## begin
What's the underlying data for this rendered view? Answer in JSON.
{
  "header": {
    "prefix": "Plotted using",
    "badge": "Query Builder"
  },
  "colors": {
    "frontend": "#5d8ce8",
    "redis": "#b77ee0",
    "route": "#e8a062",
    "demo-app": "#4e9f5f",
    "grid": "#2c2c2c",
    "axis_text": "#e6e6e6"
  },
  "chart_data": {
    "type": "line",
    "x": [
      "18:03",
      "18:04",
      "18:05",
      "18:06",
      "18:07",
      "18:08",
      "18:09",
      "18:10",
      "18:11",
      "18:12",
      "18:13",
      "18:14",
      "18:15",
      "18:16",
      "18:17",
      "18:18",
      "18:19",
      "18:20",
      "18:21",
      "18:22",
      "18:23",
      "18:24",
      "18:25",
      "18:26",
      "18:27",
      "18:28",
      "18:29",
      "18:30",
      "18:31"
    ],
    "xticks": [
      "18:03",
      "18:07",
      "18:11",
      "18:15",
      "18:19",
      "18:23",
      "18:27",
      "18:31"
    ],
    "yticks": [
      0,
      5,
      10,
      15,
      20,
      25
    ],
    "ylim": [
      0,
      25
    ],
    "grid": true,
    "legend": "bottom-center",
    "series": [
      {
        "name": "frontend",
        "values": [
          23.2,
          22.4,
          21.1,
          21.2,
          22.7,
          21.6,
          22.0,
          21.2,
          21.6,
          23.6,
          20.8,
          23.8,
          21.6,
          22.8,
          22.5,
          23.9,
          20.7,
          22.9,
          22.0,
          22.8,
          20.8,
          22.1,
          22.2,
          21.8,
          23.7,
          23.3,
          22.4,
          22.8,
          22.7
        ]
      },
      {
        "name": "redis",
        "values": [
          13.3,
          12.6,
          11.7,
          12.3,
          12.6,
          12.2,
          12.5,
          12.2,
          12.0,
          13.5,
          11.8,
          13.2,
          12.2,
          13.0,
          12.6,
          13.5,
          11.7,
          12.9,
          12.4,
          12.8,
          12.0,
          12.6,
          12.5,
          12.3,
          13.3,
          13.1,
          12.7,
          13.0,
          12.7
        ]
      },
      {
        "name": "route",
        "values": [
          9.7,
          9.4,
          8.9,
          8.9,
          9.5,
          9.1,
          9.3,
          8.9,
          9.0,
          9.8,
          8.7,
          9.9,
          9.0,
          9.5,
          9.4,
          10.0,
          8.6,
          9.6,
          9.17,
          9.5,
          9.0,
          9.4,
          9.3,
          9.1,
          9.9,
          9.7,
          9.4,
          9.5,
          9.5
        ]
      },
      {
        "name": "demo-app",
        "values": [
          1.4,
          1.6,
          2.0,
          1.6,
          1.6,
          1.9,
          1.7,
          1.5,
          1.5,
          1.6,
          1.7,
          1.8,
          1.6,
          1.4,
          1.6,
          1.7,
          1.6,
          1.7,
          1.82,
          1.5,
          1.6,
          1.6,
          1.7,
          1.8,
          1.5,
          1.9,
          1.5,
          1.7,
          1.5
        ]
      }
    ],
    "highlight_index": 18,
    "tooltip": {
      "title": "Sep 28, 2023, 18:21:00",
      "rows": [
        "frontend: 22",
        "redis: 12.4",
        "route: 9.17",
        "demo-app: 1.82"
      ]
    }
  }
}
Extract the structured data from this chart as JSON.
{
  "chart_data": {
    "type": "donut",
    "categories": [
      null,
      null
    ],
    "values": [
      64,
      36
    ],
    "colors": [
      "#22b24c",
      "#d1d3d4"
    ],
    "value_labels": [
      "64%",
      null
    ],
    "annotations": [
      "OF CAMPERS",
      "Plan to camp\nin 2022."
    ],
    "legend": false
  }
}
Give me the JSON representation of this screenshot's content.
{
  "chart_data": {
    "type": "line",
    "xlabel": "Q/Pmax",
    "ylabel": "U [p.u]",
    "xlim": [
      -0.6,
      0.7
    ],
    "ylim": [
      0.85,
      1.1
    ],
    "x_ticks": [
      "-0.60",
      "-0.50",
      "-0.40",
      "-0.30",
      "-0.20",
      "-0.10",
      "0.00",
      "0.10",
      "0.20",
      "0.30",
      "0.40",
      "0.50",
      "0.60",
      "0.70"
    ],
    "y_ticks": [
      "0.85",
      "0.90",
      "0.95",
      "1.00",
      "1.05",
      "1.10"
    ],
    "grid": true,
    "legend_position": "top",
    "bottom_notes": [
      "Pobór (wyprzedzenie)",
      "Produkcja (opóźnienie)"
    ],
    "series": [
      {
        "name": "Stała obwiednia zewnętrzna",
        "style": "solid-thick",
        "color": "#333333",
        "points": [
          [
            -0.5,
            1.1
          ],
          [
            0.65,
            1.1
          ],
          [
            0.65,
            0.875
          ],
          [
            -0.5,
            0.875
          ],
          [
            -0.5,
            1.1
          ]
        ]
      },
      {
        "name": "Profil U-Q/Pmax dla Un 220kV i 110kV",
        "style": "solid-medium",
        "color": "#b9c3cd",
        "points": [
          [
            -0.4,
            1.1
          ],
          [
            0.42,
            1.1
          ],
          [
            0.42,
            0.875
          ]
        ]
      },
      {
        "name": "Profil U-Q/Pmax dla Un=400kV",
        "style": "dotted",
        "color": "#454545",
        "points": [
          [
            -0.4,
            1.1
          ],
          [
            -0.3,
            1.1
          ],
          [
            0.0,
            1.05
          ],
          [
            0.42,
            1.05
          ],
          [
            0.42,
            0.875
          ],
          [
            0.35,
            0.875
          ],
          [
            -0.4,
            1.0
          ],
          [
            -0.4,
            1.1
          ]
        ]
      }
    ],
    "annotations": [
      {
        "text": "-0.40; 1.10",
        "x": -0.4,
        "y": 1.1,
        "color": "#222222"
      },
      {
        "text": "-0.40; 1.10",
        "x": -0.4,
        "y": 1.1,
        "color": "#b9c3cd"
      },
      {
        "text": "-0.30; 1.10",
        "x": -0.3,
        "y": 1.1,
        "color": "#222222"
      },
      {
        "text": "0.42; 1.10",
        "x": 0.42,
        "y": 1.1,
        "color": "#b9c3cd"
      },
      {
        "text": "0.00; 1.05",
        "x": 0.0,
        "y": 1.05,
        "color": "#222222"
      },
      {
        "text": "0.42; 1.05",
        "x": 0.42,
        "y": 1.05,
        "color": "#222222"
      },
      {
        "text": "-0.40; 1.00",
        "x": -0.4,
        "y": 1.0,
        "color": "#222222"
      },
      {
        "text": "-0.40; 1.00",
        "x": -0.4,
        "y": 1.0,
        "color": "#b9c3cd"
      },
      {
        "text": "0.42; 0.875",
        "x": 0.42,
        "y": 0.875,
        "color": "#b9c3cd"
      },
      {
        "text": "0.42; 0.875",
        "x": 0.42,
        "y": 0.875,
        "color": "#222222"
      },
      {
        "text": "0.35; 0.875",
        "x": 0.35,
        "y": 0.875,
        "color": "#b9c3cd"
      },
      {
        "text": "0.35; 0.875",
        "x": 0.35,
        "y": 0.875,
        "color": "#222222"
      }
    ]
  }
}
## end
◆ **Directions**:
Keep only those lines of the records that hold "demo", and return them.

◆ **Result for this task**:
    "demo-app": "#4e9f5f",
        "name": "demo-app",
        "demo-app: 1.82"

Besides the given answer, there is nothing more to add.